┌─ DATA RECORDS
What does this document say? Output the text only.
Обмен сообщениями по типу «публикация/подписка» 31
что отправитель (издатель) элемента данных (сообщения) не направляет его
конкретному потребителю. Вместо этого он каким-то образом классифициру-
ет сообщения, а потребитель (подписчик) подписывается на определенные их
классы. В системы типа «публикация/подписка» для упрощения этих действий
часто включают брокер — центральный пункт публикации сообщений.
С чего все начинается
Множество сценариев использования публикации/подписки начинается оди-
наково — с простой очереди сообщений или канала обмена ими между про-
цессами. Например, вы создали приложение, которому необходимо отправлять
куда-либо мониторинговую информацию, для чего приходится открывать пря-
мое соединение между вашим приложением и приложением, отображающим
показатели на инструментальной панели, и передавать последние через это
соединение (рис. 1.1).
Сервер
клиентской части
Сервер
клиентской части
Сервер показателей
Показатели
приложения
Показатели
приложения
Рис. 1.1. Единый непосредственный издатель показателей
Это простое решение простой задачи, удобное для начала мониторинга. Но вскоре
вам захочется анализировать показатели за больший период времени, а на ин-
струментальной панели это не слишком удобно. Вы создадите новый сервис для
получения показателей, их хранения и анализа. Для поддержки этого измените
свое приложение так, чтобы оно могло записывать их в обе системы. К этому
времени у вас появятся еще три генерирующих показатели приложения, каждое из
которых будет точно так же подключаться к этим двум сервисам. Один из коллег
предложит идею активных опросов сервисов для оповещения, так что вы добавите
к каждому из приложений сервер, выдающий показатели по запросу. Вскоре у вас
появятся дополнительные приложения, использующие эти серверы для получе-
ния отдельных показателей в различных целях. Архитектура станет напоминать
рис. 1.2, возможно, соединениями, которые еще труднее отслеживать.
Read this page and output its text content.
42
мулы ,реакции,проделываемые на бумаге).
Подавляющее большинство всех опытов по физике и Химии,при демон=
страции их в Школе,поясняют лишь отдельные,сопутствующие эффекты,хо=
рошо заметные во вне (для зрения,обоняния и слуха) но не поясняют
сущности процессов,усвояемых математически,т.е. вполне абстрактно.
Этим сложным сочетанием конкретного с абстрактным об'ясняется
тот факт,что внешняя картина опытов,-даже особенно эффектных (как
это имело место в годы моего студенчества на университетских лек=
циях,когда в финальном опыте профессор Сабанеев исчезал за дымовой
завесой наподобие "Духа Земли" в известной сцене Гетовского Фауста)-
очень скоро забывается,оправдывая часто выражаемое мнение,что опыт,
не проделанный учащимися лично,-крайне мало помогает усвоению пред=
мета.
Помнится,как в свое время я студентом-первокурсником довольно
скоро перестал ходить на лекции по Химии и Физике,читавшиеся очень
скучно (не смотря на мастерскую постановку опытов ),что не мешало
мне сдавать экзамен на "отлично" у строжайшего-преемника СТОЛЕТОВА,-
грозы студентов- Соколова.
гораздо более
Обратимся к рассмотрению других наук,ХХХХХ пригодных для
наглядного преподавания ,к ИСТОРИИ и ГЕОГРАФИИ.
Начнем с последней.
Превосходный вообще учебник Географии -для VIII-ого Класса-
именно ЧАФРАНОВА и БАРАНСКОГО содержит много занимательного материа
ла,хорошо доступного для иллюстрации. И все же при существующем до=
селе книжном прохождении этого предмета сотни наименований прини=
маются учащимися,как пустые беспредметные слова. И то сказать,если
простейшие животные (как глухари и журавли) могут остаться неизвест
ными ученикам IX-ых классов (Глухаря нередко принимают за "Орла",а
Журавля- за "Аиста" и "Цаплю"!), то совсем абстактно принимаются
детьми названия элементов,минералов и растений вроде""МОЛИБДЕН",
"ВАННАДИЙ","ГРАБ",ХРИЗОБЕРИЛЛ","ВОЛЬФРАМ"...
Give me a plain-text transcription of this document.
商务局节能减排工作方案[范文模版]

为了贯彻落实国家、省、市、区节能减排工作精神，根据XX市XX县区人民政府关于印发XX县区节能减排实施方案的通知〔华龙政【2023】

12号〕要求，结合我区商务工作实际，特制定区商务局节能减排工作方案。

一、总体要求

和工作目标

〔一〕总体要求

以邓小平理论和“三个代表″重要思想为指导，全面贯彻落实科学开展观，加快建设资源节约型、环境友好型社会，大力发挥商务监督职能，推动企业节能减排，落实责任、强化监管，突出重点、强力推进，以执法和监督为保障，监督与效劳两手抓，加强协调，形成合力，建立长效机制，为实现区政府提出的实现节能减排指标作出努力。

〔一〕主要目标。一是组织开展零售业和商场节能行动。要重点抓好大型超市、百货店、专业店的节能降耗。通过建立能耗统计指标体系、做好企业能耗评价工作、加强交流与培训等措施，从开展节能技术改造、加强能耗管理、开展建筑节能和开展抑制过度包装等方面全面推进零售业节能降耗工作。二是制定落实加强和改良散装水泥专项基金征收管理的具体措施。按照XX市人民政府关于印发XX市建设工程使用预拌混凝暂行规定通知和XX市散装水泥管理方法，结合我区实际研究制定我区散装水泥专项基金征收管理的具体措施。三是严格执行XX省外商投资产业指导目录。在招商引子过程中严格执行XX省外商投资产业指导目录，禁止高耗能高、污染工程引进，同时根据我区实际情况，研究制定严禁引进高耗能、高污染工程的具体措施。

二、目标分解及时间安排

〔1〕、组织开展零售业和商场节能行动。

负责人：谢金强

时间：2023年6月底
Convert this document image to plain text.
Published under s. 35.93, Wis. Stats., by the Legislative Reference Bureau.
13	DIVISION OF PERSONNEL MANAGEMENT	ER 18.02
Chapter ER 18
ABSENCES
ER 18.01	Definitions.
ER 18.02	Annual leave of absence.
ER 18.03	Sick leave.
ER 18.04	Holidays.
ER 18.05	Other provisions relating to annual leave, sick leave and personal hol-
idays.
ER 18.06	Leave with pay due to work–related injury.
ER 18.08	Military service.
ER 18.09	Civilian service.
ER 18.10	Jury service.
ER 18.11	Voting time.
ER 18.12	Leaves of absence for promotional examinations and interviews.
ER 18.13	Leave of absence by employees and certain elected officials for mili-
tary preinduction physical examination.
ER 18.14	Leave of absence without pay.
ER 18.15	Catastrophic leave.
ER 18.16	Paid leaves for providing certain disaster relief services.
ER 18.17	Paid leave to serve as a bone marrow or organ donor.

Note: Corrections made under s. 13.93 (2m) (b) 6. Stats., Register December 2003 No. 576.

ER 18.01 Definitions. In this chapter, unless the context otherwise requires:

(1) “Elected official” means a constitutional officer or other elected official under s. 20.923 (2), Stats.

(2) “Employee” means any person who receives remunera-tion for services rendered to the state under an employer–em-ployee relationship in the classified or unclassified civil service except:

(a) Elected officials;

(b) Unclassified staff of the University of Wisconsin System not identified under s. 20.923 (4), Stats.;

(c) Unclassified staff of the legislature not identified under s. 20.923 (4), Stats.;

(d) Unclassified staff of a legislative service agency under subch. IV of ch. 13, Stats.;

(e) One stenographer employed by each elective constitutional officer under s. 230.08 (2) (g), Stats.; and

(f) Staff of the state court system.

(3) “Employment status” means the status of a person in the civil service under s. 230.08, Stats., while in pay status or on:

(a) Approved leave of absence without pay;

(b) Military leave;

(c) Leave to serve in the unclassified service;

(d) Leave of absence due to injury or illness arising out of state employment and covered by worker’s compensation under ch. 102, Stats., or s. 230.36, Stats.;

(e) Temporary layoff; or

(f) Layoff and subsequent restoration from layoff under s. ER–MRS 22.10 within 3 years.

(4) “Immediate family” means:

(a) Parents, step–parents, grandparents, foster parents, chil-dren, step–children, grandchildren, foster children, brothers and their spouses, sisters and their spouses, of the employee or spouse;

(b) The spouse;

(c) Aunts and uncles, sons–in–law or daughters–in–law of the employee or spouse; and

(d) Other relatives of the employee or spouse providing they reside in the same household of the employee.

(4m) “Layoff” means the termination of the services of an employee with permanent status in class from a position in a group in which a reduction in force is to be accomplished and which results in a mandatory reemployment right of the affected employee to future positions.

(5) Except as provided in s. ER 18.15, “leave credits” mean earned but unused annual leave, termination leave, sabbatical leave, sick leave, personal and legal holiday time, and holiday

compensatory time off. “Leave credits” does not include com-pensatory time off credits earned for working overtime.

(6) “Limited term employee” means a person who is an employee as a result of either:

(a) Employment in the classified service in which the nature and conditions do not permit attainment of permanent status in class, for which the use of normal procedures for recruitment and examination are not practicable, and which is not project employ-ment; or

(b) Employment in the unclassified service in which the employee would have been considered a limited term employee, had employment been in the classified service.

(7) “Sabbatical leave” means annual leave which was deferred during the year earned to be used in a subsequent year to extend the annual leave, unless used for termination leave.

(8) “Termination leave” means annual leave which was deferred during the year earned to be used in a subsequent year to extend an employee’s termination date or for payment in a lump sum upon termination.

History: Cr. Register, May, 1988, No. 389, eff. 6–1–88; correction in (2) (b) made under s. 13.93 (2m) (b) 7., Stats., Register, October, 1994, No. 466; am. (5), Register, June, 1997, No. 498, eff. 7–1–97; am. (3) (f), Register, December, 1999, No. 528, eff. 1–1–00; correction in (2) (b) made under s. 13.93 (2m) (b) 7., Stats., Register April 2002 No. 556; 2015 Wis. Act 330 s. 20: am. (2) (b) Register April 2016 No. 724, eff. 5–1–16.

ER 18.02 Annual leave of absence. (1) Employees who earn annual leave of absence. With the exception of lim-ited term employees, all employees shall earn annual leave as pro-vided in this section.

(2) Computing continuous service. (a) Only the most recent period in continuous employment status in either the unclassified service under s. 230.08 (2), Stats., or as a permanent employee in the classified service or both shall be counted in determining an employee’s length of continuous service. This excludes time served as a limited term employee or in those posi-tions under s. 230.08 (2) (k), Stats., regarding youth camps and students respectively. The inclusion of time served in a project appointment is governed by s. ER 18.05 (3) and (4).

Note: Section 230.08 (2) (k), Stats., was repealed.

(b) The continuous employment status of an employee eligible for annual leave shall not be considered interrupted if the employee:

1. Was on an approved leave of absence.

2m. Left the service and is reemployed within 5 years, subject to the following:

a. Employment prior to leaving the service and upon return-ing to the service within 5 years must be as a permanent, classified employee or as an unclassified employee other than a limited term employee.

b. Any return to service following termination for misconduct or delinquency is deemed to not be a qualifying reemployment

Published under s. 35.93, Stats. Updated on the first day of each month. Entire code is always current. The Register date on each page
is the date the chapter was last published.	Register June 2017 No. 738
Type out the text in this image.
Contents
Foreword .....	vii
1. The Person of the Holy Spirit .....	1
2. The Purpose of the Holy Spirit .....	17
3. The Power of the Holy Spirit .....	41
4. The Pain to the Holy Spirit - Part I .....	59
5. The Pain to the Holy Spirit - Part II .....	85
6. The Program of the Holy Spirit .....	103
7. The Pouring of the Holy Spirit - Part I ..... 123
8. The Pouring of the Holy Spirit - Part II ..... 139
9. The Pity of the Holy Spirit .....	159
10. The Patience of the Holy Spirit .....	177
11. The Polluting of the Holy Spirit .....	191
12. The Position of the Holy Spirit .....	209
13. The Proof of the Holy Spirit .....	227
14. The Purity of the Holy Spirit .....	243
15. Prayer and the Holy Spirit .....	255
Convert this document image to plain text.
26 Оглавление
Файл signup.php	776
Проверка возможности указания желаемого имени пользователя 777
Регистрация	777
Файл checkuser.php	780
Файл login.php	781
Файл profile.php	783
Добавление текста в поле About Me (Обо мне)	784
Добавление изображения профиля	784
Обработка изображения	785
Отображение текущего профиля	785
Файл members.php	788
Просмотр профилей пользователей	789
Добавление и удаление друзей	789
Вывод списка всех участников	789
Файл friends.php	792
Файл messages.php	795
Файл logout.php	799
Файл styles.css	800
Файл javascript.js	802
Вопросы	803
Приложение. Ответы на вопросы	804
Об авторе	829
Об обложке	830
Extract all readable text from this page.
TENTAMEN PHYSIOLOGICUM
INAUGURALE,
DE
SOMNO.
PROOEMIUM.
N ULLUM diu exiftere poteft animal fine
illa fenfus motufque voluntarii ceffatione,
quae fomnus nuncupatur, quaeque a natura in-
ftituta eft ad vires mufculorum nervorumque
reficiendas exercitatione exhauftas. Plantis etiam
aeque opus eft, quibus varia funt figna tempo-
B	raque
└─
Tell how many lines contain the word "deferred", using only the number.

2